Input:
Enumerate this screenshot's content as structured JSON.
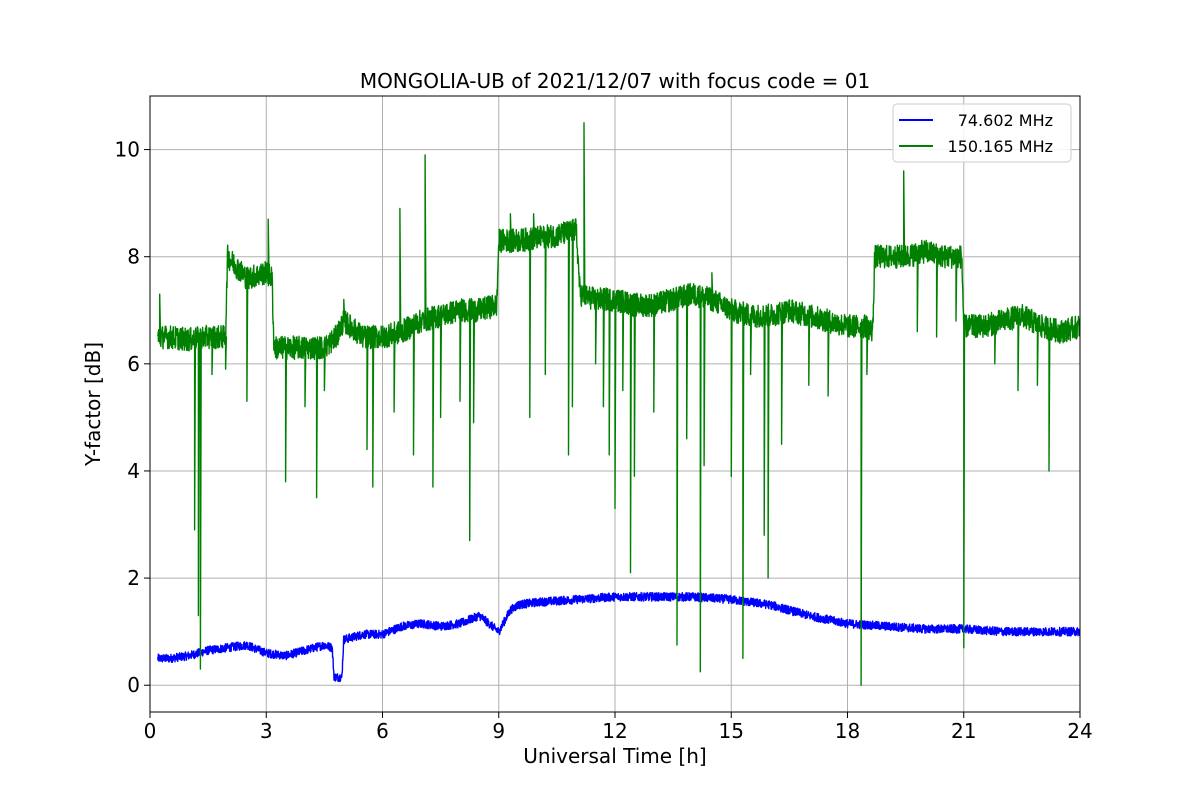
{
  "chart_data": {
    "type": "line",
    "title": "MONGOLIA-UB of 2021/12/07 with focus code = 01",
    "xlabel": "Universal Time [h]",
    "ylabel": "Y-factor [dB]",
    "xlim": [
      0,
      24
    ],
    "ylim": [
      -0.5,
      11
    ],
    "xticks": [
      0,
      3,
      6,
      9,
      12,
      15,
      18,
      21,
      24
    ],
    "yticks": [
      0,
      2,
      4,
      6,
      8,
      10
    ],
    "grid": true,
    "legend_position": "top-right",
    "series": [
      {
        "name": "74.602 MHz",
        "color": "#0000ff",
        "noise": 0.08,
        "points": [
          [
            0.2,
            0.5
          ],
          [
            0.5,
            0.5
          ],
          [
            1.0,
            0.55
          ],
          [
            1.5,
            0.65
          ],
          [
            2.0,
            0.7
          ],
          [
            2.5,
            0.75
          ],
          [
            3.0,
            0.6
          ],
          [
            3.5,
            0.55
          ],
          [
            4.0,
            0.65
          ],
          [
            4.5,
            0.75
          ],
          [
            4.7,
            0.7
          ],
          [
            4.75,
            0.15
          ],
          [
            4.95,
            0.15
          ],
          [
            5.0,
            0.85
          ],
          [
            5.5,
            0.95
          ],
          [
            6.0,
            0.95
          ],
          [
            6.5,
            1.1
          ],
          [
            7.0,
            1.15
          ],
          [
            7.5,
            1.1
          ],
          [
            8.0,
            1.15
          ],
          [
            8.5,
            1.3
          ],
          [
            9.0,
            1.0
          ],
          [
            9.3,
            1.4
          ],
          [
            9.5,
            1.5
          ],
          [
            10.0,
            1.55
          ],
          [
            11.0,
            1.6
          ],
          [
            12.0,
            1.65
          ],
          [
            13.0,
            1.65
          ],
          [
            14.0,
            1.65
          ],
          [
            15.0,
            1.6
          ],
          [
            16.0,
            1.5
          ],
          [
            17.0,
            1.3
          ],
          [
            18.0,
            1.15
          ],
          [
            19.0,
            1.1
          ],
          [
            20.0,
            1.05
          ],
          [
            21.0,
            1.05
          ],
          [
            22.0,
            1.0
          ],
          [
            23.0,
            1.0
          ],
          [
            24.0,
            1.0
          ]
        ],
        "spikes": []
      },
      {
        "name": "150.165 MHz",
        "color": "#008000",
        "noise": 0.22,
        "points": [
          [
            0.2,
            6.5
          ],
          [
            0.5,
            6.5
          ],
          [
            1.0,
            6.45
          ],
          [
            1.5,
            6.5
          ],
          [
            1.95,
            6.5
          ],
          [
            2.0,
            8.0
          ],
          [
            2.5,
            7.6
          ],
          [
            3.0,
            7.7
          ],
          [
            3.15,
            7.6
          ],
          [
            3.2,
            6.3
          ],
          [
            3.5,
            6.3
          ],
          [
            4.0,
            6.3
          ],
          [
            4.5,
            6.3
          ],
          [
            4.8,
            6.5
          ],
          [
            5.0,
            6.8
          ],
          [
            5.5,
            6.5
          ],
          [
            6.0,
            6.5
          ],
          [
            6.5,
            6.6
          ],
          [
            7.0,
            6.8
          ],
          [
            7.5,
            6.9
          ],
          [
            8.0,
            7.0
          ],
          [
            8.5,
            7.0
          ],
          [
            8.95,
            7.1
          ],
          [
            9.0,
            8.3
          ],
          [
            9.5,
            8.3
          ],
          [
            10.0,
            8.35
          ],
          [
            10.5,
            8.4
          ],
          [
            11.0,
            8.5
          ],
          [
            11.1,
            7.3
          ],
          [
            11.5,
            7.2
          ],
          [
            12.0,
            7.2
          ],
          [
            12.5,
            7.1
          ],
          [
            13.0,
            7.1
          ],
          [
            13.5,
            7.2
          ],
          [
            14.0,
            7.3
          ],
          [
            14.5,
            7.2
          ],
          [
            15.0,
            7.0
          ],
          [
            15.5,
            6.9
          ],
          [
            16.0,
            6.9
          ],
          [
            16.5,
            7.0
          ],
          [
            17.0,
            6.9
          ],
          [
            17.5,
            6.8
          ],
          [
            18.0,
            6.7
          ],
          [
            18.5,
            6.7
          ],
          [
            18.65,
            6.6
          ],
          [
            18.7,
            8.0
          ],
          [
            19.0,
            8.0
          ],
          [
            19.5,
            8.0
          ],
          [
            20.0,
            8.1
          ],
          [
            20.5,
            8.0
          ],
          [
            20.95,
            8.0
          ],
          [
            21.0,
            6.7
          ],
          [
            21.5,
            6.7
          ],
          [
            22.0,
            6.8
          ],
          [
            22.5,
            6.9
          ],
          [
            23.0,
            6.7
          ],
          [
            23.5,
            6.6
          ],
          [
            24.0,
            6.7
          ]
        ],
        "spikes": [
          [
            0.25,
            7.3
          ],
          [
            1.15,
            2.9
          ],
          [
            1.25,
            1.3
          ],
          [
            1.3,
            0.3
          ],
          [
            1.6,
            5.8
          ],
          [
            1.95,
            5.9
          ],
          [
            2.5,
            5.3
          ],
          [
            3.05,
            8.7
          ],
          [
            3.5,
            3.8
          ],
          [
            4.0,
            5.2
          ],
          [
            4.3,
            3.5
          ],
          [
            4.5,
            5.5
          ],
          [
            5.0,
            7.2
          ],
          [
            5.6,
            4.4
          ],
          [
            5.75,
            3.7
          ],
          [
            6.3,
            5.1
          ],
          [
            6.45,
            8.9
          ],
          [
            6.8,
            4.3
          ],
          [
            7.1,
            9.9
          ],
          [
            7.3,
            3.7
          ],
          [
            7.5,
            5.0
          ],
          [
            8.0,
            5.3
          ],
          [
            8.25,
            2.7
          ],
          [
            8.35,
            4.9
          ],
          [
            9.3,
            8.8
          ],
          [
            9.8,
            5.0
          ],
          [
            9.9,
            8.8
          ],
          [
            10.2,
            5.8
          ],
          [
            10.8,
            4.3
          ],
          [
            10.9,
            5.2
          ],
          [
            11.2,
            10.5
          ],
          [
            11.5,
            6.0
          ],
          [
            11.7,
            5.2
          ],
          [
            11.85,
            4.3
          ],
          [
            12.0,
            3.3
          ],
          [
            12.2,
            5.5
          ],
          [
            12.4,
            2.1
          ],
          [
            12.5,
            3.9
          ],
          [
            13.0,
            5.1
          ],
          [
            13.6,
            0.75
          ],
          [
            13.85,
            4.6
          ],
          [
            14.2,
            0.25
          ],
          [
            14.3,
            4.1
          ],
          [
            14.5,
            7.7
          ],
          [
            15.0,
            3.9
          ],
          [
            15.3,
            0.5
          ],
          [
            15.5,
            5.8
          ],
          [
            15.85,
            2.8
          ],
          [
            15.95,
            2.0
          ],
          [
            16.3,
            4.5
          ],
          [
            17.0,
            5.6
          ],
          [
            17.5,
            5.4
          ],
          [
            18.35,
            0.0
          ],
          [
            18.5,
            5.8
          ],
          [
            19.45,
            9.6
          ],
          [
            19.8,
            6.6
          ],
          [
            20.3,
            6.5
          ],
          [
            20.8,
            6.8
          ],
          [
            21.0,
            0.7
          ],
          [
            21.8,
            6.0
          ],
          [
            22.4,
            5.5
          ],
          [
            22.9,
            5.6
          ],
          [
            23.2,
            4.0
          ]
        ]
      }
    ]
  }
}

Prompt: Repeat the records above verbatim, with no pictures in the result.

Worked solution:
Enumerate this screenshot's content as structured JSON.
{
  "chart_data": {
    "type": "line",
    "title": "MONGOLIA-UB of 2021/12/07 with focus code = 01",
    "xlabel": "Universal Time [h]",
    "ylabel": "Y-factor [dB]",
    "xlim": [
      0,
      24
    ],
    "ylim": [
      -0.5,
      11
    ],
    "xticks": [
      0,
      3,
      6,
      9,
      12,
      15,
      18,
      21,
      24
    ],
    "yticks": [
      0,
      2,
      4,
      6,
      8,
      10
    ],
    "grid": true,
    "legend_position": "top-right",
    "series": [
      {
        "name": "74.602 MHz",
        "color": "#0000ff",
        "noise": 0.08,
        "points": [
          [
            0.2,
            0.5
          ],
          [
            0.5,
            0.5
          ],
          [
            1.0,
            0.55
          ],
          [
            1.5,
            0.65
          ],
          [
            2.0,
            0.7
          ],
          [
            2.5,
            0.75
          ],
          [
            3.0,
            0.6
          ],
          [
            3.5,
            0.55
          ],
          [
            4.0,
            0.65
          ],
          [
            4.5,
            0.75
          ],
          [
            4.7,
            0.7
          ],
          [
            4.75,
            0.15
          ],
          [
            4.95,
            0.15
          ],
          [
            5.0,
            0.85
          ],
          [
            5.5,
            0.95
          ],
          [
            6.0,
            0.95
          ],
          [
            6.5,
            1.1
          ],
          [
            7.0,
            1.15
          ],
          [
            7.5,
            1.1
          ],
          [
            8.0,
            1.15
          ],
          [
            8.5,
            1.3
          ],
          [
            9.0,
            1.0
          ],
          [
            9.3,
            1.4
          ],
          [
            9.5,
            1.5
          ],
          [
            10.0,
            1.55
          ],
          [
            11.0,
            1.6
          ],
          [
            12.0,
            1.65
          ],
          [
            13.0,
            1.65
          ],
          [
            14.0,
            1.65
          ],
          [
            15.0,
            1.6
          ],
          [
            16.0,
            1.5
          ],
          [
            17.0,
            1.3
          ],
          [
            18.0,
            1.15
          ],
          [
            19.0,
            1.1
          ],
          [
            20.0,
            1.05
          ],
          [
            21.0,
            1.05
          ],
          [
            22.0,
            1.0
          ],
          [
            23.0,
            1.0
          ],
          [
            24.0,
            1.0
          ]
        ],
        "spikes": []
      },
      {
        "name": "150.165 MHz",
        "color": "#008000",
        "noise": 0.22,
        "points": [
          [
            0.2,
            6.5
          ],
          [
            0.5,
            6.5
          ],
          [
            1.0,
            6.45
          ],
          [
            1.5,
            6.5
          ],
          [
            1.95,
            6.5
          ],
          [
            2.0,
            8.0
          ],
          [
            2.5,
            7.6
          ],
          [
            3.0,
            7.7
          ],
          [
            3.15,
            7.6
          ],
          [
            3.2,
            6.3
          ],
          [
            3.5,
            6.3
          ],
          [
            4.0,
            6.3
          ],
          [
            4.5,
            6.3
          ],
          [
            4.8,
            6.5
          ],
          [
            5.0,
            6.8
          ],
          [
            5.5,
            6.5
          ],
          [
            6.0,
            6.5
          ],
          [
            6.5,
            6.6
          ],
          [
            7.0,
            6.8
          ],
          [
            7.5,
            6.9
          ],
          [
            8.0,
            7.0
          ],
          [
            8.5,
            7.0
          ],
          [
            8.95,
            7.1
          ],
          [
            9.0,
            8.3
          ],
          [
            9.5,
            8.3
          ],
          [
            10.0,
            8.35
          ],
          [
            10.5,
            8.4
          ],
          [
            11.0,
            8.5
          ],
          [
            11.1,
            7.3
          ],
          [
            11.5,
            7.2
          ],
          [
            12.0,
            7.2
          ],
          [
            12.5,
            7.1
          ],
          [
            13.0,
            7.1
          ],
          [
            13.5,
            7.2
          ],
          [
            14.0,
            7.3
          ],
          [
            14.5,
            7.2
          ],
          [
            15.0,
            7.0
          ],
          [
            15.5,
            6.9
          ],
          [
            16.0,
            6.9
          ],
          [
            16.5,
            7.0
          ],
          [
            17.0,
            6.9
          ],
          [
            17.5,
            6.8
          ],
          [
            18.0,
            6.7
          ],
          [
            18.5,
            6.7
          ],
          [
            18.65,
            6.6
          ],
          [
            18.7,
            8.0
          ],
          [
            19.0,
            8.0
          ],
          [
            19.5,
            8.0
          ],
          [
            20.0,
            8.1
          ],
          [
            20.5,
            8.0
          ],
          [
            20.95,
            8.0
          ],
          [
            21.0,
            6.7
          ],
          [
            21.5,
            6.7
          ],
          [
            22.0,
            6.8
          ],
          [
            22.5,
            6.9
          ],
          [
            23.0,
            6.7
          ],
          [
            23.5,
            6.6
          ],
          [
            24.0,
            6.7
          ]
        ],
        "spikes": [
          [
            0.25,
            7.3
          ],
          [
            1.15,
            2.9
          ],
          [
            1.25,
            1.3
          ],
          [
            1.3,
            0.3
          ],
          [
            1.6,
            5.8
          ],
          [
            1.95,
            5.9
          ],
          [
            2.5,
            5.3
          ],
          [
            3.05,
            8.7
          ],
          [
            3.5,
            3.8
          ],
          [
            4.0,
            5.2
          ],
          [
            4.3,
            3.5
          ],
          [
            4.5,
            5.5
          ],
          [
            5.0,
            7.2
          ],
          [
            5.6,
            4.4
          ],
          [
            5.75,
            3.7
          ],
          [
            6.3,
            5.1
          ],
          [
            6.45,
            8.9
          ],
          [
            6.8,
            4.3
          ],
          [
            7.1,
            9.9
          ],
          [
            7.3,
            3.7
          ],
          [
            7.5,
            5.0
          ],
          [
            8.0,
            5.3
          ],
          [
            8.25,
            2.7
          ],
          [
            8.35,
            4.9
          ],
          [
            9.3,
            8.8
          ],
          [
            9.8,
            5.0
          ],
          [
            9.9,
            8.8
          ],
          [
            10.2,
            5.8
          ],
          [
            10.8,
            4.3
          ],
          [
            10.9,
            5.2
          ],
          [
            11.2,
            10.5
          ],
          [
            11.5,
            6.0
          ],
          [
            11.7,
            5.2
          ],
          [
            11.85,
            4.3
          ],
          [
            12.0,
            3.3
          ],
          [
            12.2,
            5.5
          ],
          [
            12.4,
            2.1
          ],
          [
            12.5,
            3.9
          ],
          [
            13.0,
            5.1
          ],
          [
            13.6,
            0.75
          ],
          [
            13.85,
            4.6
          ],
          [
            14.2,
            0.25
          ],
          [
            14.3,
            4.1
          ],
          [
            14.5,
            7.7
          ],
          [
            15.0,
            3.9
          ],
          [
            15.3,
            0.5
          ],
          [
            15.5,
            5.8
          ],
          [
            15.85,
            2.8
          ],
          [
            15.95,
            2.0
          ],
          [
            16.3,
            4.5
          ],
          [
            17.0,
            5.6
          ],
          [
            17.5,
            5.4
          ],
          [
            18.35,
            0.0
          ],
          [
            18.5,
            5.8
          ],
          [
            19.45,
            9.6
          ],
          [
            19.8,
            6.6
          ],
          [
            20.3,
            6.5
          ],
          [
            20.8,
            6.8
          ],
          [
            21.0,
            0.7
          ],
          [
            21.8,
            6.0
          ],
          [
            22.4,
            5.5
          ],
          [
            22.9,
            5.6
          ],
          [
            23.2,
            4.0
          ]
        ]
      }
    ]
  }
}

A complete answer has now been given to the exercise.